- **Texto mostrado**:
Estos factores llevaron al uso del aplazamiento presupuestal como mecanismo de ajuste, que congela temporalmente una parte de las apropiaciones sin eliminar automáticamente el gasto aprobado inicialmente. Como resultado de estas medidas, la apropiación vigente del PGN pasó de $526,7 billones a $510,5 billones, una reducción de $16,2 billones equivalente al 3,1% del presupuesto inicial.

El ajuste se concentró principalmente en dos áreas:

  • Funciónamiento: Recorte de $9,6 billones
  • Inversión: Reducción de $6,6 billones

En contraste, el servicio de la deuda pública nacional se mantuvo intacto en $112,6 billones, reflejando su carácter ineludible dentro de las obligaciones estatales.

Disparidades en la ejecución presupuestal

Al cierre de 2025, sobre una apropiación vigente de $510,5 billones, el Gobierno registró compromisos por $496,6 billones (97,3%), obligaciones por $448,4 billones (87,8%) y pagos por $447,6 billones (87,7%). Sin embargo, la ejecución mostró fuertes contrastes entre los distintos tipos de gasto:

  1. Funciónamiento: 91,9% de ejecución ($293,8 billones ejecutados sobre $319,8 billones apropiados)
  2. Servicio de deuda: 92,8% de ejecución ($104,5 billones ejecutados)
  3. Inversión: Solo 64,2% de ejecución, dejando $27,9 billones sin obligar

Mauricio Salazar, director del Observatorio Fiscal de la Universidad Javeriana, subrayó que "el ajuste suele recaer con más fuerza sobre la inversión pública, que registró una disminución de 7,8% frente a la apropiación inicial. Esta dinámica confirma que, en escenarios de estrés fiscal, la inversión sigue operando como la principal variable de ajuste".

Rezagos históricos y perspectivas sectoriales

Desde una perspectiva histórica, la velocidad de ejecución del gasto sin incluir el servicio de la deuda se ubicó en 86,5% en 2025, tras haber tocado un mínimo de 81,9% en 2024. Aun así, este nivel permanece 2,8 puntos porcentuales por debajo del promedio histórico de 89,3%, indicando que la ejecución no ha retornado a su comportamiento típico de largo plazo.

El rezago es aún más marcado en el componente de inversión. Mientras el promedio histórico de ejecución de este rubro es de 76,3%, en 2025 se ubicó en solo 64,2%, lo que implica una brecha de más de 12 puntos porcentuales. El informe destaca que, desde 2023, la inversión se ha mantenido sistemáticamente por debajo de su promedio, con niveles comparables solo a los observados entre 2001 y 2006.

- **Tarea a realizar**:
Responde según el texto sobre la ejecución presupuestal:
1. ¿De cuánto fue la reducción de la apropiación vigente del PGN?
2. ¿En qué monto se mantuvo el servicio de la deuda pública nacional?
3. ¿Cuál es el promedio histórico de ejecución de la inversión?

- **Extracto de datos**:
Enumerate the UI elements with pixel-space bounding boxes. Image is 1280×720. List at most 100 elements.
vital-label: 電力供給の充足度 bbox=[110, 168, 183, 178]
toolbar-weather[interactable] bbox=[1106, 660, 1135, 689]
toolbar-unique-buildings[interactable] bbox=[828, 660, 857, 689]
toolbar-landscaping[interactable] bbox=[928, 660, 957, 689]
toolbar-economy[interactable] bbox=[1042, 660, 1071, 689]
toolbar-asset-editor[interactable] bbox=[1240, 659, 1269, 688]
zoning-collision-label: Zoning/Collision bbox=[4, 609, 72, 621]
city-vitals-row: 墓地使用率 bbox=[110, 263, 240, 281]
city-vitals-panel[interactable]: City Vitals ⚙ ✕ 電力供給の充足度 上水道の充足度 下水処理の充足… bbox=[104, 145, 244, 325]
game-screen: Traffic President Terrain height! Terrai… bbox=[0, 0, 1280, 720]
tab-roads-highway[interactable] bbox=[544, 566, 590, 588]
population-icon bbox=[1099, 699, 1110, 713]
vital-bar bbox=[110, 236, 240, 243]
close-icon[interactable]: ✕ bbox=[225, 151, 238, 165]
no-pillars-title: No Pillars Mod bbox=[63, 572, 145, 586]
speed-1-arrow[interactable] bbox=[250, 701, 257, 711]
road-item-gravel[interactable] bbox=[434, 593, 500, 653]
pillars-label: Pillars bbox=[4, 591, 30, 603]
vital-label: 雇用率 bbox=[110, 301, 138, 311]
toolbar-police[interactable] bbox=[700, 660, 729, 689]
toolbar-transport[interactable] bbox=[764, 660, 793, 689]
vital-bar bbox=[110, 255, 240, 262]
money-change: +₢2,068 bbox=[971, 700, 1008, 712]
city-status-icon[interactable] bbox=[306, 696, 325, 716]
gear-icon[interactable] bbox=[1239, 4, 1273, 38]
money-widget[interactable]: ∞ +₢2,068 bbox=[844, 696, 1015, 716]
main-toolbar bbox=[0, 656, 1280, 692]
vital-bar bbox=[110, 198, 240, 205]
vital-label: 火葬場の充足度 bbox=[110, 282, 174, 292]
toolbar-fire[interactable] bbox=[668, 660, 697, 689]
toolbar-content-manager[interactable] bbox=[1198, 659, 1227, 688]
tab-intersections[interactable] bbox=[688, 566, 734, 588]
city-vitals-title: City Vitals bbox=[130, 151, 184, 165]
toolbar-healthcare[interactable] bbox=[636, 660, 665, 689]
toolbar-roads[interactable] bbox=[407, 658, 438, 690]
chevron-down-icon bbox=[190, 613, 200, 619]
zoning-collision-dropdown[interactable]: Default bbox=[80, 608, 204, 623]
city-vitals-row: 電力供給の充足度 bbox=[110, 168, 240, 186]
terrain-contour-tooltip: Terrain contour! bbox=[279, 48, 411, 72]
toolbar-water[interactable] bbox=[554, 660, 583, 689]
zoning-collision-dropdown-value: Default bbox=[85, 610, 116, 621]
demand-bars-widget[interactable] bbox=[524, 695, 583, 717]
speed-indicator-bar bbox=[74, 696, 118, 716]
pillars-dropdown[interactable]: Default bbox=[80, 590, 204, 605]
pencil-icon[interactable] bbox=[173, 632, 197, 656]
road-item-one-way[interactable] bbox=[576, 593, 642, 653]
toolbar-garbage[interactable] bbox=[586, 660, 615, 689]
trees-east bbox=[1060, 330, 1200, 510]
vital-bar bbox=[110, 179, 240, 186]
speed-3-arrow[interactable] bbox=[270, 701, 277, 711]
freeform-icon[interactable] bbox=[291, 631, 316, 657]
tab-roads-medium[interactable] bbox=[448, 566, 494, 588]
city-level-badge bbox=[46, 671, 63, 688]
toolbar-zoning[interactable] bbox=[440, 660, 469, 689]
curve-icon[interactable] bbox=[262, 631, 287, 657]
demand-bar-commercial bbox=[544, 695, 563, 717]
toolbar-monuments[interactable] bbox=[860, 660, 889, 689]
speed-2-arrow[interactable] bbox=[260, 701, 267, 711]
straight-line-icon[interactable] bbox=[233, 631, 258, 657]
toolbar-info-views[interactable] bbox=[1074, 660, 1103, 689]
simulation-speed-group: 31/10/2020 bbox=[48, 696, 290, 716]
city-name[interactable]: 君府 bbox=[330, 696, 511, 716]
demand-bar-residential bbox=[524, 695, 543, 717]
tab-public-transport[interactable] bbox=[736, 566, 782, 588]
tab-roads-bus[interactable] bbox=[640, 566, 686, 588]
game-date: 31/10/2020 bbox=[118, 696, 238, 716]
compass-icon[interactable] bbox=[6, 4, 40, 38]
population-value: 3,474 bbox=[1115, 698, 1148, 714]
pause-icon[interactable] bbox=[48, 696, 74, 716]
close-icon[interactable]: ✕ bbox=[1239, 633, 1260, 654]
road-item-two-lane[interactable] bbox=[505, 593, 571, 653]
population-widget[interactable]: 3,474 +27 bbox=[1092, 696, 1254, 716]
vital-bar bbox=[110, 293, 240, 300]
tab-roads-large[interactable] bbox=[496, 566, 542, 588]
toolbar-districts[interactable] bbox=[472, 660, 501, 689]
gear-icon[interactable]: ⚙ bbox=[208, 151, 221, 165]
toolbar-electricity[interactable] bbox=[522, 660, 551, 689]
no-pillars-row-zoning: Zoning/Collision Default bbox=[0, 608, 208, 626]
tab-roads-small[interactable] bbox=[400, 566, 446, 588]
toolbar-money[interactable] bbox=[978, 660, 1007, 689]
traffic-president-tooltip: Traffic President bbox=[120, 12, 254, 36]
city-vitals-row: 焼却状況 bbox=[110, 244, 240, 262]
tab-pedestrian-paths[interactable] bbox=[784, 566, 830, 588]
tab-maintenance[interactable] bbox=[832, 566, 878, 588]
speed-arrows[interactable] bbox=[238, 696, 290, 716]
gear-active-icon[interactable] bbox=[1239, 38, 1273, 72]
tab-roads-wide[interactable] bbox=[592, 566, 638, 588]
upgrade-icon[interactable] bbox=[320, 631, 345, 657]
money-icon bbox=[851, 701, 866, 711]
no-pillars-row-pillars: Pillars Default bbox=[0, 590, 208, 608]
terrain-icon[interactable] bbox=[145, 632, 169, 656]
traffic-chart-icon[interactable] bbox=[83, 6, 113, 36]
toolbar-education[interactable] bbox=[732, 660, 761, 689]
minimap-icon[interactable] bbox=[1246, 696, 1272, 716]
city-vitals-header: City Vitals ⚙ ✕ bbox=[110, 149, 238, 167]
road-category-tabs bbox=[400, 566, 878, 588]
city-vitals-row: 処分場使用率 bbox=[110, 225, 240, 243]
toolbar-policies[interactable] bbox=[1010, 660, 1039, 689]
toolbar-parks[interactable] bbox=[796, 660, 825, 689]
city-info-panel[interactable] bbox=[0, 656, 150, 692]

- **Resultado obtenido**:
1. $16,2 billones, equivalente al 3,1% del presupuesto inicial.
2. $112,6 billones.
3. 76,3%.